# Written exercise
Copy every line from the records below that holds the word "protestantse".

# Records supplied
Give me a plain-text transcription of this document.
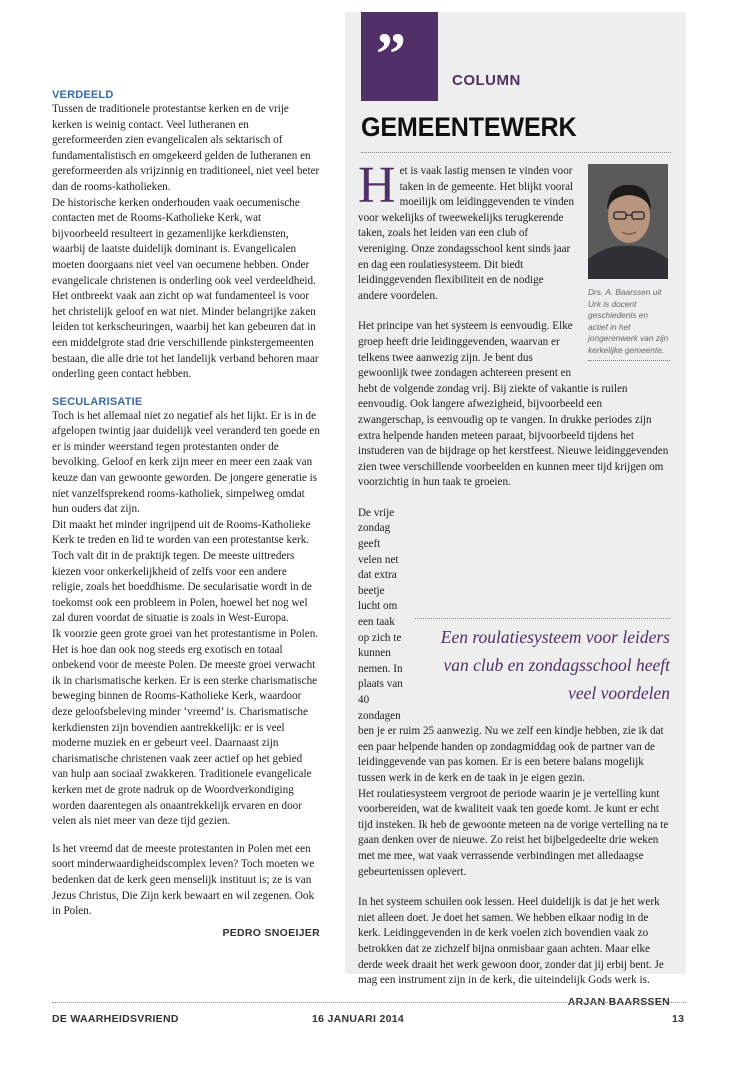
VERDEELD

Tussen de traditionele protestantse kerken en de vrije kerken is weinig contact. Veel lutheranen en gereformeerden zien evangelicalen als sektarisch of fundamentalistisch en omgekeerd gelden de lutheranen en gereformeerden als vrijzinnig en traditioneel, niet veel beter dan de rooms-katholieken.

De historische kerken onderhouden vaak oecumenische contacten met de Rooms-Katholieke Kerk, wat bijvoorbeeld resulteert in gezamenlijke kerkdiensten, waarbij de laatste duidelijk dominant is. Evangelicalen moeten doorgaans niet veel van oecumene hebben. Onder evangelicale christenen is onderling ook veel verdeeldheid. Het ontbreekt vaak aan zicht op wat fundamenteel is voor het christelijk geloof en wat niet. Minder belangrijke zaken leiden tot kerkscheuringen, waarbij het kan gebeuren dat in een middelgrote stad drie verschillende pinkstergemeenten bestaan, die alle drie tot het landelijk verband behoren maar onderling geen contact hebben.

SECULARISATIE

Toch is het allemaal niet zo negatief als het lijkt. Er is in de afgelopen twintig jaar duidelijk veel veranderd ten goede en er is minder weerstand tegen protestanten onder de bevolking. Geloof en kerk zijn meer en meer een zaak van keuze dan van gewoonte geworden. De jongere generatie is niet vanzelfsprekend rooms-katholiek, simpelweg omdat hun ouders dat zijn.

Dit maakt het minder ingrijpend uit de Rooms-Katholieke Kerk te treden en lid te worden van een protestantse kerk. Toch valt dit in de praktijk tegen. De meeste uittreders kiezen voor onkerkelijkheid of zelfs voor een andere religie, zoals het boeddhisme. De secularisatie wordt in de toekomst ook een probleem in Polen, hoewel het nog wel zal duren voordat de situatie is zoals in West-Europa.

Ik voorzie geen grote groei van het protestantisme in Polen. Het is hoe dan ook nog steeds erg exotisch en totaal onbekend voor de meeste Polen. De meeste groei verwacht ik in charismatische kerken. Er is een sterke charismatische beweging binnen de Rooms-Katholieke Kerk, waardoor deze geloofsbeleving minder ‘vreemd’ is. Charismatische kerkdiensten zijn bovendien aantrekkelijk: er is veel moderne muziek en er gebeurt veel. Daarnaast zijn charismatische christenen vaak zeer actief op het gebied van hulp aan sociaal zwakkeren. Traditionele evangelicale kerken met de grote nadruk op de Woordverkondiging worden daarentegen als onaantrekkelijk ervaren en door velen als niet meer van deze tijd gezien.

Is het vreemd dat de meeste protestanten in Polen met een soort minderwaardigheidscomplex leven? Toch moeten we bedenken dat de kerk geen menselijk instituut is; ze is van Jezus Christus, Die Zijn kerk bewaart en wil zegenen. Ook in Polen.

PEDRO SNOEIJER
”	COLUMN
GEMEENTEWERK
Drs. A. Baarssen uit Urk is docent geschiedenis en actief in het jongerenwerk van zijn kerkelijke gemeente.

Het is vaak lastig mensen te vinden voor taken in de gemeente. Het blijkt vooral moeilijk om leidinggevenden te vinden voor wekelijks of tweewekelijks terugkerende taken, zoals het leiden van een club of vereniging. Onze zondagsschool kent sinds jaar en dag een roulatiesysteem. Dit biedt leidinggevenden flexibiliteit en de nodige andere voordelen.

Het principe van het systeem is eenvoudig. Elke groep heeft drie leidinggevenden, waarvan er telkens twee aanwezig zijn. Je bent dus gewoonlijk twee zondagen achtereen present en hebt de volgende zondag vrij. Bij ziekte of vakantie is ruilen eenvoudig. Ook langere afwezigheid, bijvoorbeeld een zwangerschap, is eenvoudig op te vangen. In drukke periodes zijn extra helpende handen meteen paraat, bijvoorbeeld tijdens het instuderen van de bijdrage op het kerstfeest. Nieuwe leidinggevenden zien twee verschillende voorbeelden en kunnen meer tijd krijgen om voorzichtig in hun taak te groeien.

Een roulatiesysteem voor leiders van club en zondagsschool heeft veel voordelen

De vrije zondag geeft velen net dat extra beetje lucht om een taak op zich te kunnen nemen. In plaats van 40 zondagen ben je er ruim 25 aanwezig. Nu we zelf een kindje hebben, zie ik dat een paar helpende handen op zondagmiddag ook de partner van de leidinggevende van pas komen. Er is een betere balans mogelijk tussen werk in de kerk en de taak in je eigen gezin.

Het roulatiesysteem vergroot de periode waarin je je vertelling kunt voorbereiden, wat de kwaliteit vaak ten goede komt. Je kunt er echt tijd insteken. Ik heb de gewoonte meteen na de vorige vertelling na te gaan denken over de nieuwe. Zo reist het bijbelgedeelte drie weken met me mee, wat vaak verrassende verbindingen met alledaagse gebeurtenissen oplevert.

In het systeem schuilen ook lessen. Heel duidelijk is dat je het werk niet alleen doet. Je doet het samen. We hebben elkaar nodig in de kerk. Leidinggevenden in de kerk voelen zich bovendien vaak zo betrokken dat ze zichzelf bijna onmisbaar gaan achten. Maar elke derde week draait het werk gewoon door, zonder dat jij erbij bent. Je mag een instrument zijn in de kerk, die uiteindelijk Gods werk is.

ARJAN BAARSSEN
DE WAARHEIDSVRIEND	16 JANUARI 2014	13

# Output for this exercise
Tussen de traditionele protestantse kerken en de vrije kerken is weinig contact. Veel lutheranen en gereformeerden zien evangelicalen als sektarisch of fundamentalistisch en omgekeerd gelden de lutheranen en gereformeerden als vrijzinnig en traditioneel, niet veel beter dan de rooms-katholieken.
Dit maakt het minder ingrijpend uit de Rooms-Katholieke Kerk te treden en lid te worden van een protestantse kerk. Toch valt dit in de praktijk tegen. De meeste uittreders kiezen voor onkerkelijkheid of zelfs voor een andere religie, zoals het boeddhisme. De secularisatie wordt in de toekomst ook een probleem in Polen, hoewel het nog wel zal duren voordat de situatie is zoals in West-Europa.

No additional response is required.